In the data, from the line containing "patient-meta: · 분석일" through the line containing "day-count: 12일 (1185, 549, 1216, 565)", both ends included, switch "diagnosis-name" to "diagnosis-label" and give those lines again with nothing else changed.

[Stored dataset items]
=======

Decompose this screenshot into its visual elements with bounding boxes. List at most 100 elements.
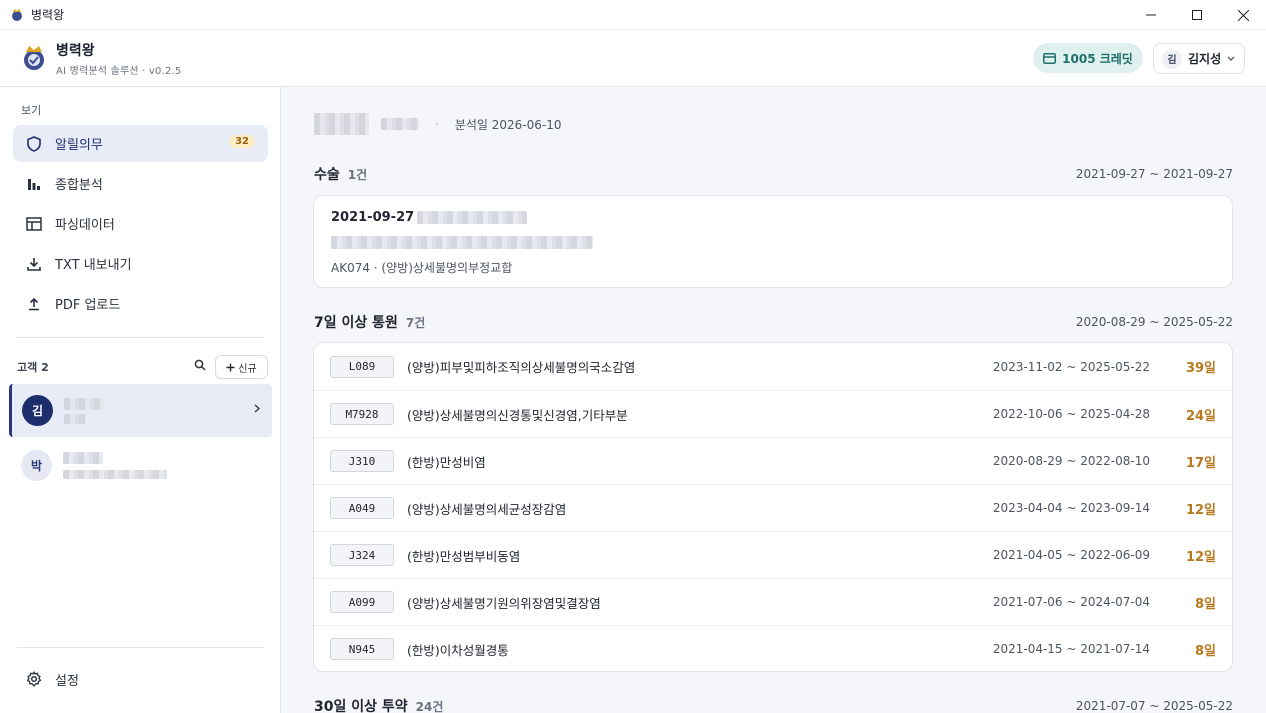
patient-meta: · 분석일 2026-06-10 (314, 113, 562, 135)
section-range: 2020-08-29 ~ 2025-05-22 (1075, 315, 1233, 329)
diagnosis-name: (양방)상세불명기원의위장염및결장염 (407, 595, 601, 611)
diagnosis-code: L089 (330, 355, 394, 378)
customers-label: 고객 2 (17, 361, 49, 374)
window-titlebar: 병력왕 (0, 0, 1266, 30)
section-count: 24건 (415, 699, 444, 713)
diagnosis-name: (양방)상세불명의신경통및신경염,기타부분 (407, 407, 628, 423)
table-row[interactable]: J310 (한방)만성비염 2020-08-29 ~ 2022-08-10 17… (314, 437, 1232, 484)
day-count: 12일 (1185, 549, 1216, 565)
visits-section-header: 7일 이상 통원 7건 2020-08-29 ~ 2025-05-22 (314, 312, 1233, 332)
date-range: 2022-10-06 ~ 2025-04-28 (992, 407, 1150, 421)
sidebar-divider (17, 647, 264, 648)
table-row[interactable]: J324 (한방)만성범부비동염 2021-04-05 ~ 2022-06-09… (314, 531, 1232, 578)
new-customer-label: 신규 (238, 363, 257, 375)
section-title: 수술 (314, 167, 340, 183)
day-count: 8일 (1194, 643, 1216, 659)
customer-item[interactable]: 김 (9, 384, 272, 437)
section-title: 30일 이상 투약 (314, 699, 408, 713)
table-row[interactable]: L089 (양방)피부및피하조직의상세불명의국소감염 2023-11-02 ~ … (314, 343, 1232, 390)
nav-label: TXT 내보내기 (55, 258, 132, 273)
section-count: 1건 (347, 167, 368, 182)
settings-button[interactable]: 설정 (13, 667, 79, 691)
nav-pdf-upload[interactable]: PDF 업로드 (13, 285, 268, 322)
surgery-section-header: 수술 1건 2021-09-27 ~ 2021-09-27 (314, 164, 1233, 184)
sidebar: 보기 알릴의무 32 종합분석 파싱데이터 TXT 내보내기 PDF 업로드 고… (0, 87, 281, 713)
day-count: 24일 (1185, 408, 1216, 424)
table-row[interactable]: M7928 (양방)상세불명의신경통및신경염,기타부분 2022-10-06 ~… (314, 390, 1232, 437)
day-count: 8일 (1194, 596, 1216, 612)
nav-txt-export[interactable]: TXT 내보내기 (13, 245, 268, 282)
diagnosis-name: (양방)피부및피하조직의상세불명의국소감염 (407, 360, 636, 375)
diagnosis-name: (양방)상세불명의세균성장감염 (407, 501, 567, 517)
app-header: 병력왕 AI 병력분석 솔루션 · v0.2.5 1005 크레딧 김 김지성 (0, 30, 1266, 87)
count-badge: 32 (229, 135, 255, 148)
nav-disclosure[interactable]: 알릴의무 32 (13, 125, 268, 162)
credit-text: 1005 크레딧 (1062, 51, 1133, 66)
surgery-date: 2021-09-27 (331, 210, 415, 225)
customer-avatar: 박 (21, 450, 52, 481)
diagnosis-code: N945 (330, 638, 394, 660)
visits-card: L089 (양방)피부및피하조직의상세불명의국소감염 2023-11-02 ~ … (313, 342, 1233, 672)
nav-parsed-data[interactable]: 파싱데이터 (13, 205, 268, 242)
table-icon (26, 216, 42, 231)
redacted-patient-name (314, 113, 369, 135)
diagnosis-code: A049 (330, 497, 394, 519)
redacted-info (64, 413, 86, 424)
surgery-code: AK074 · (양방)상세불명의부정교합 (331, 261, 513, 275)
chevron-down-icon (1227, 56, 1235, 61)
plus-icon (226, 363, 235, 371)
user-avatar: 김 (1162, 48, 1182, 69)
app-logo-icon (12, 8, 22, 21)
redacted-hospital (417, 211, 527, 224)
day-count: 39일 (1185, 361, 1216, 376)
diagnosis-name: (한방)이차성월경통 (407, 642, 509, 658)
shield-icon (27, 135, 41, 152)
analysis-date: 분석일 2026-06-10 (454, 117, 562, 132)
brand: 병력왕 AI 병력분석 솔루션 · v0.2.5 (56, 40, 181, 77)
customers-header: 고객 2 신규 (17, 355, 268, 379)
nav-label: PDF 업로드 (55, 298, 121, 313)
credit-badge[interactable]: 1005 크레딧 (1033, 43, 1143, 73)
user-name: 김지성 (1188, 52, 1222, 66)
table-row[interactable]: A099 (양방)상세불명기원의위장염및결장염 2021-07-06 ~ 202… (314, 578, 1232, 625)
brand-logo-icon (24, 46, 44, 70)
close-icon (1237, 9, 1249, 21)
customer-item[interactable]: 박 (9, 439, 272, 492)
close-button[interactable] (1220, 0, 1266, 30)
minimize-icon (1146, 14, 1156, 16)
date-range: 2021-04-15 ~ 2021-07-14 (992, 642, 1150, 656)
redacted-detail (331, 236, 593, 249)
brand-subtitle: AI 병력분석 솔루션 · v0.2.5 (56, 65, 182, 77)
section-range: 2021-07-07 ~ 2025-05-22 (1075, 699, 1233, 713)
nav-label: 알릴의무 (55, 138, 103, 153)
user-menu-button[interactable]: 김 김지성 (1153, 43, 1245, 74)
view-section-label: 보기 (21, 104, 42, 117)
date-range: 2023-11-02 ~ 2025-05-22 (992, 359, 1150, 374)
nav-label: 종합분석 (55, 178, 103, 193)
diagnosis-name: (한방)만성비염 (407, 454, 486, 470)
window-title: 병력왕 (31, 8, 65, 22)
card-icon (1043, 52, 1057, 64)
maximize-button[interactable] (1174, 0, 1220, 30)
section-range: 2021-09-27 ~ 2021-09-27 (1075, 167, 1233, 181)
surgery-card[interactable]: 2021-09-27 AK074 · (양방)상세불명의부정교합 (313, 195, 1233, 288)
bar-chart-icon (28, 178, 40, 190)
minimize-button[interactable] (1128, 0, 1174, 30)
new-customer-button[interactable]: 신규 (215, 355, 268, 379)
nav-label: 파싱데이터 (55, 218, 115, 233)
date-range: 2021-04-05 ~ 2022-06-09 (992, 548, 1150, 562)
diagnosis-code: J310 (330, 450, 394, 472)
section-count: 7건 (405, 315, 426, 330)
table-row[interactable]: N945 (한방)이차성월경통 2021-04-15 ~ 2021-07-14 … (314, 625, 1232, 672)
upload-icon (29, 297, 39, 310)
gear-icon (26, 671, 42, 687)
download-icon (27, 257, 41, 271)
table-row[interactable]: A049 (양방)상세불명의세균성장감염 2023-04-04 ~ 2023-0… (314, 484, 1232, 531)
settings-label: 설정 (55, 673, 79, 689)
date-range: 2020-08-29 ~ 2022-08-10 (992, 454, 1150, 468)
redacted-name (63, 452, 103, 464)
search-icon[interactable] (194, 359, 206, 371)
date-range: 2021-07-06 ~ 2024-07-04 (992, 595, 1150, 609)
nav-overall-analysis[interactable]: 종합분석 (13, 165, 268, 202)
medication-section-header: 30일 이상 투약 24건 2021-07-07 ~ 2025-05-22 (314, 696, 1233, 713)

=======

Final answer.
patient-meta: · 분석일 2026-06-10 (314, 113, 562, 135)
section-range: 2020-08-29 ~ 2025-05-22 (1075, 315, 1233, 329)
diagnosis-label: (양방)상세불명기원의위장염및결장염 (407, 595, 601, 611)
diagnosis-code: L089 (330, 355, 394, 378)
customers-label: 고객 2 (17, 361, 49, 374)
window-titlebar: 병력왕 (0, 0, 1266, 30)
section-count: 24건 (415, 699, 444, 713)
diagnosis-label: (양방)상세불명의신경통및신경염,기타부분 (407, 407, 628, 423)
table-row[interactable]: J310 (한방)만성비염 2020-08-29 ~ 2022-08-10 17… (314, 437, 1232, 484)
day-count: 12일 (1185, 549, 1216, 565)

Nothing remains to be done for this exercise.